▶ **Instrucción 1**
Resume en dos oraciones el texto sobre los «próceres» de la independencia venezolana.
▶ **Instrucción 2**
Según el texto sobre los «próceres» de la independencia venezolana, ¿por qué no se justificaba implantar la república? Explícalo en una o dos oraciones.

▶ **Fragmento de página**
Malandros Finos, Privilegiados



Por Xavier Padilla 

Los «próceres» usaban un lenguaje que muchos aún no reparan en lo extremadamente demagógico (además de prestado) que era. Les venía al dedillo el delirio francés de unos Derechos del Hombre que despenalizaban el robo y convertían la revolución laica en religión de Estado (y al Estado en rebatiña); el delirio de un racionalismo al servicio de la guillotina; el de un igualitarismo que despedazaba.
    Me preguntan a menudo si Páez, a diferencia de Bolívar, era bueno. Lo siento, nadie se salva. Hay que entender que todos los que participaron de la idea de «independencia» fueron unos traidores y oportunistas que quisieron quedarse con la región y repartírsela. Mejor dicho arrebatársela entre sí como hienas ensangrentadas.

    Si a ello le llamamos independencia, entonces aplaudamos cualquier secuestro, expropiación, robo, violación y genocidio. Todo ello junto fue justamente lo que hubo en Venezuela.

    ¿Nos basta con que los «próceres» escribieran bonito? Malandros refinados, privilegiados. Olvidémonos de salvar a nadie y de ver si salvamos con alguno a la república. Todos estaban en lo mismo: la traición.
    La república simplemente no se justificaba implantarla, porque España no había significado jamás ningún yugo, ningún despotismo. Ese fue el cuento chino de ciertos mantuanos.
    El despotismo lo tenían ellos (piratas de tierra) contra sus esclavos y subordinados; un despotismo que a la primera oportunidad pusieron al servicio de sus intereses sin vacilación. El zarpazo lo dieron durante el asedio de Napoleón a la península. Algo sumamente bajo como llamarlo «gesta».
    Ya es hora de que redescubramos la verdadera historia, de que entendamos que la escrita por ellos no tiene un pelo de veracidad; que la falsa grandeza de un mito no convierte en verdad un relato inventado. Ni funda naciones verdaderas.
    A muchos les encanta acurrucar sus egos en mitos heroicos, así hayan sido impuestos por sanguinarias tiranías. Les basta, para considerarlos como verdades, que tales mentiras les enaltezcan el gentilicio. Ni hablar cuando se trata de los supuestos descendientes de estos seres semi-divinos. Comienzan a sentir dicha grandeza correr por sus venas. Adoptan un tono magnánimo, como poseídos de una personalidad trascendental. Son casos psiquiátricos. Contrariamente al proverbio bíblico, a estos descubrir la verdad ya no los salva, los mata.

▶ **Extracto de registros**
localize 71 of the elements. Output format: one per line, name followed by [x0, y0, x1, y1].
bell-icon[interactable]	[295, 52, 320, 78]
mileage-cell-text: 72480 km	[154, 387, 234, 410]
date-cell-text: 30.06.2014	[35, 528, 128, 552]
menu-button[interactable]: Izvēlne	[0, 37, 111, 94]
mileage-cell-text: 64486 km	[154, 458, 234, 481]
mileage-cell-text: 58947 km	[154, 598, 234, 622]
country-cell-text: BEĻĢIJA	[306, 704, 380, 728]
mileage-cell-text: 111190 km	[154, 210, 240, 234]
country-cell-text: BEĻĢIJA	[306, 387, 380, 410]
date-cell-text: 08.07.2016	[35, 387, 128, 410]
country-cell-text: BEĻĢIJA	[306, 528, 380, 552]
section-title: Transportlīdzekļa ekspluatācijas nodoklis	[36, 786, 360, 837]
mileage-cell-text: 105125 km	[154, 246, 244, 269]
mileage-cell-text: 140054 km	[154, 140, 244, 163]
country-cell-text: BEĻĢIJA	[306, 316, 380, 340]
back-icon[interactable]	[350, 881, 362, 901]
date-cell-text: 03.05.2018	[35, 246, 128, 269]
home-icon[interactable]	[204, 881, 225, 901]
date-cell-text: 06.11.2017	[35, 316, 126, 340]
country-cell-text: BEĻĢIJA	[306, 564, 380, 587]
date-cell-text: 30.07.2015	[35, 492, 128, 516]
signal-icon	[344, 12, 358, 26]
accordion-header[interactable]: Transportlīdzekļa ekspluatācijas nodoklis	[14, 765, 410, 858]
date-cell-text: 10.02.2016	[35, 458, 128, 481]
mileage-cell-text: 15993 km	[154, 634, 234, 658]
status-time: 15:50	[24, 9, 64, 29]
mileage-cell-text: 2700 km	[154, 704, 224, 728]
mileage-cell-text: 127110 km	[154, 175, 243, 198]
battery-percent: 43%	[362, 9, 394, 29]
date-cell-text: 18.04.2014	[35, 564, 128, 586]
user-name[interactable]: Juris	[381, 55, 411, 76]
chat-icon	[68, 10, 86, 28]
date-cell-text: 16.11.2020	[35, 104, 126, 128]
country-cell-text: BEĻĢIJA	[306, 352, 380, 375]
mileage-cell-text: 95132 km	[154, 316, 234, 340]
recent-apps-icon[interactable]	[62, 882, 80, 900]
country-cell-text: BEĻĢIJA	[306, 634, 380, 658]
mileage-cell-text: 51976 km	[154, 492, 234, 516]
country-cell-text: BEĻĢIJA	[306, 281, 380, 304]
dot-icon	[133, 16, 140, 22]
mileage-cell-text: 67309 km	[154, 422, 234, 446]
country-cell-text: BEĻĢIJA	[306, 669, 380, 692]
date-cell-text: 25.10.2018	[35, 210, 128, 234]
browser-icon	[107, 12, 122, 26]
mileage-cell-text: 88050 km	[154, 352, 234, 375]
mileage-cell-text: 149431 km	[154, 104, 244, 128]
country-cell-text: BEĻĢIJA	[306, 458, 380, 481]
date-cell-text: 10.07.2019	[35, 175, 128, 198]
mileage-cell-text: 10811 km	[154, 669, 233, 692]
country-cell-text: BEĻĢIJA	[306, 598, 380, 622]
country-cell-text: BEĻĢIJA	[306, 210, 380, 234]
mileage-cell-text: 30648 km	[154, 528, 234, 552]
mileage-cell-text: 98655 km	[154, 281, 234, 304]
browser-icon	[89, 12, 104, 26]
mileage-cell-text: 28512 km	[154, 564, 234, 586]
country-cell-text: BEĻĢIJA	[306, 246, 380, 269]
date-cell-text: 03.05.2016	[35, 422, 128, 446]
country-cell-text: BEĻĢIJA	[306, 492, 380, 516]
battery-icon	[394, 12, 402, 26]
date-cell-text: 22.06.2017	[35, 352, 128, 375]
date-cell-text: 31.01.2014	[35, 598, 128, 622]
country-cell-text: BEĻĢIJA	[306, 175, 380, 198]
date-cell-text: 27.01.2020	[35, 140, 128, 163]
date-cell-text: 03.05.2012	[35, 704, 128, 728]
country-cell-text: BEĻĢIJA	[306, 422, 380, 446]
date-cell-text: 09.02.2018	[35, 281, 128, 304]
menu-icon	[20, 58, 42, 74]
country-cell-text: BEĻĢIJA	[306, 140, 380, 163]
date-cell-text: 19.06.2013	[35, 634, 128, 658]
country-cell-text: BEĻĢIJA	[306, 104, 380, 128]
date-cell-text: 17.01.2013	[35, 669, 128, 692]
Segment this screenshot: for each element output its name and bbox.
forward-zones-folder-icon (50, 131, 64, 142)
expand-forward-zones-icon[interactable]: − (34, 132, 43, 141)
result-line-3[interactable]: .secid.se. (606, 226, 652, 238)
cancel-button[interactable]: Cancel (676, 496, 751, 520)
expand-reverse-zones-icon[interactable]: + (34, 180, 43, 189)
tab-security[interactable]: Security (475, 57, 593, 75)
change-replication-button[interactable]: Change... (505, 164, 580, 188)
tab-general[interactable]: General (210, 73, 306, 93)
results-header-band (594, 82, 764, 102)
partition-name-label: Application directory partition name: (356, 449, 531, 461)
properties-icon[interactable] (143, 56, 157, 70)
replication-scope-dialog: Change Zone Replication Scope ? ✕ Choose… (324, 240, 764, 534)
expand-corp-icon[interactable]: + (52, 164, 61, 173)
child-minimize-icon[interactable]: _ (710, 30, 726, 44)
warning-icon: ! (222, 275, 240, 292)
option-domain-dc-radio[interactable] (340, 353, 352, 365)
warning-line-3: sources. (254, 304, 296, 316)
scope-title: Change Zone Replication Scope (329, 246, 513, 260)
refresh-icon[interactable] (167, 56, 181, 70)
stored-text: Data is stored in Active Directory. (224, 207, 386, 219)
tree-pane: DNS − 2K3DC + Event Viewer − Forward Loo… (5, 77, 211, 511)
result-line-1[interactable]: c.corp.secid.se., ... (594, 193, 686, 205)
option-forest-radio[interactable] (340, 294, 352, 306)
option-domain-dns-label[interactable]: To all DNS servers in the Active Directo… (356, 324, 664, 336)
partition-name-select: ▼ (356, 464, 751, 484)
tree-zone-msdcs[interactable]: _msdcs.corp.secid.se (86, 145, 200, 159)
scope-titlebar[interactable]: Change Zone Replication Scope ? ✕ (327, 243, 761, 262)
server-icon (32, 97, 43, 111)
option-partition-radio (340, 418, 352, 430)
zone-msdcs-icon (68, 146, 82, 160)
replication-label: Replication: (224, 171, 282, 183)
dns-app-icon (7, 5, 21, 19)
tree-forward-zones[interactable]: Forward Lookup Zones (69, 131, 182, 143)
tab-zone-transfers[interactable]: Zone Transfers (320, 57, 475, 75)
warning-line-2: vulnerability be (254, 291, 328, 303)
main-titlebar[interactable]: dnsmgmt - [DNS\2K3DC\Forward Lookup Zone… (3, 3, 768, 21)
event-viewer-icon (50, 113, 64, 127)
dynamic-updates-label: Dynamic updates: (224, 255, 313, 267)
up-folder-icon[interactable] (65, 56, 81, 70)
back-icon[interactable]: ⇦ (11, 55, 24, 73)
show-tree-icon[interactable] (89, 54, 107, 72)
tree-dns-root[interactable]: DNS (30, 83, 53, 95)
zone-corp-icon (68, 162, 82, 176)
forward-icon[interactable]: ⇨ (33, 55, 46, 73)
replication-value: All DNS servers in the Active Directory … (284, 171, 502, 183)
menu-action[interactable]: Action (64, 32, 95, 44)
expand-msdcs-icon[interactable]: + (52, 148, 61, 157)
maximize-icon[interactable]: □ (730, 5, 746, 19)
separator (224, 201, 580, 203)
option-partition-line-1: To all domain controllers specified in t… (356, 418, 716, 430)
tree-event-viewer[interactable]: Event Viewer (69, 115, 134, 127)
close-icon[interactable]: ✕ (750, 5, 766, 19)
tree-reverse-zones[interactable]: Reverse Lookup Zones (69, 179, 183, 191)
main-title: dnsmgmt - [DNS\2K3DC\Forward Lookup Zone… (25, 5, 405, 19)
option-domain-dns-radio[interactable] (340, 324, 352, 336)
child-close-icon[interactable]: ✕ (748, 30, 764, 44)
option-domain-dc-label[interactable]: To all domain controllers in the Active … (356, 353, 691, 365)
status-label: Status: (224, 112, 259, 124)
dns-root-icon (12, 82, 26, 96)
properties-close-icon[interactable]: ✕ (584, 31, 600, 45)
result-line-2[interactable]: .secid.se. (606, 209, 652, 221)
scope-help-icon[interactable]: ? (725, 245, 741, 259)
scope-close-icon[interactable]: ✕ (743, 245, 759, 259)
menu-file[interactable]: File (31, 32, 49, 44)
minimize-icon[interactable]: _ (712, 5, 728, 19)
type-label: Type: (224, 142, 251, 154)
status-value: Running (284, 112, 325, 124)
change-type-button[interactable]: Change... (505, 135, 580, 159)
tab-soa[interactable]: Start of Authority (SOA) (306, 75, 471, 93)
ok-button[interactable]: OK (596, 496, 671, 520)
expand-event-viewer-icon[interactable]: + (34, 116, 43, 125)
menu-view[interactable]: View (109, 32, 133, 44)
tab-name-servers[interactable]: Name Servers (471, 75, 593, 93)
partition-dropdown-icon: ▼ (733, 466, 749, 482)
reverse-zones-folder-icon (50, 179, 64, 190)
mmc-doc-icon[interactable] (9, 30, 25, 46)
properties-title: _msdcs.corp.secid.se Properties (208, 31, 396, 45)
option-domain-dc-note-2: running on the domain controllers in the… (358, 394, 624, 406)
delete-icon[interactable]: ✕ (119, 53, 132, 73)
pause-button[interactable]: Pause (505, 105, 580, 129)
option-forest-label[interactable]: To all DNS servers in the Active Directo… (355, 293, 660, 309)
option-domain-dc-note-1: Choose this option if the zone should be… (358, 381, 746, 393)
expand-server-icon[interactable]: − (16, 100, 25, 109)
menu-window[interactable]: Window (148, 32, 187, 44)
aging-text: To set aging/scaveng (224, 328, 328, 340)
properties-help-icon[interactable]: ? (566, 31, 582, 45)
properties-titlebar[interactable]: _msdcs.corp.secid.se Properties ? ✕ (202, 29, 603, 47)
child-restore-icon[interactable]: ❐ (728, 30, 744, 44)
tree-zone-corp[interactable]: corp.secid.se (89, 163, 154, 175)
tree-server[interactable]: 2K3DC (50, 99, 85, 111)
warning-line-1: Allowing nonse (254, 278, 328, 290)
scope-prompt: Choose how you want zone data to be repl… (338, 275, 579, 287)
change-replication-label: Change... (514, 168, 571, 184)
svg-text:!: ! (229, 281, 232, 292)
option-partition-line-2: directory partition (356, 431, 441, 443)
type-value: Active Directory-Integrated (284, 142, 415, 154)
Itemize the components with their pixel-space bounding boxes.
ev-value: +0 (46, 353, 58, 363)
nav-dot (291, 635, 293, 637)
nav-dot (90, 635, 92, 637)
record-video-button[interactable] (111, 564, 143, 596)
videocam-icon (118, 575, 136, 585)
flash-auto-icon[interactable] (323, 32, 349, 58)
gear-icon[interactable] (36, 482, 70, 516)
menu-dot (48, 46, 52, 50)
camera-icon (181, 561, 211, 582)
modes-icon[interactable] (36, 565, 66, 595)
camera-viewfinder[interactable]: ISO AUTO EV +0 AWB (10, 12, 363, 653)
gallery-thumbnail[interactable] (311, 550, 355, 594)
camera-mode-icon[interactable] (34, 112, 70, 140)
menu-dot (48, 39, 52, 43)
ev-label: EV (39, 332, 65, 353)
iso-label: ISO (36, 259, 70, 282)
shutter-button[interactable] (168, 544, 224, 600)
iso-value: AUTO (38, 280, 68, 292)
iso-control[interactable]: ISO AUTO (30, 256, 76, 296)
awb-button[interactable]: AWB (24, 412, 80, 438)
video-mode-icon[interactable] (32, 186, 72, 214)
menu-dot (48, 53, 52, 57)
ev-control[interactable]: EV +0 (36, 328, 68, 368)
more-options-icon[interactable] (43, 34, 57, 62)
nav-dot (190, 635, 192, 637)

▶ **Respuesta esperada 1**
El texto sostiene que todos los «próceres» de la independencia, Páez incluido, fueron traidores y oportunistas que usaron un lenguaje demagógico tomado del delirio francés y se arrebataron la región entre sí. Afirma que España nunca fue un yugo y pide redescubrir la verdadera historia, porque el relato escrito por ellos es un mito falso que no funda naciones verdaderas.

▶ **Respuesta esperada 2**
No se justificaba porque, según el texto, España jamás había significado ningún yugo ni despotismo, y eso fue un «cuento chino» de ciertos mantuanos. El despotismo real lo ejercían ellos contra sus esclavos y subordinados.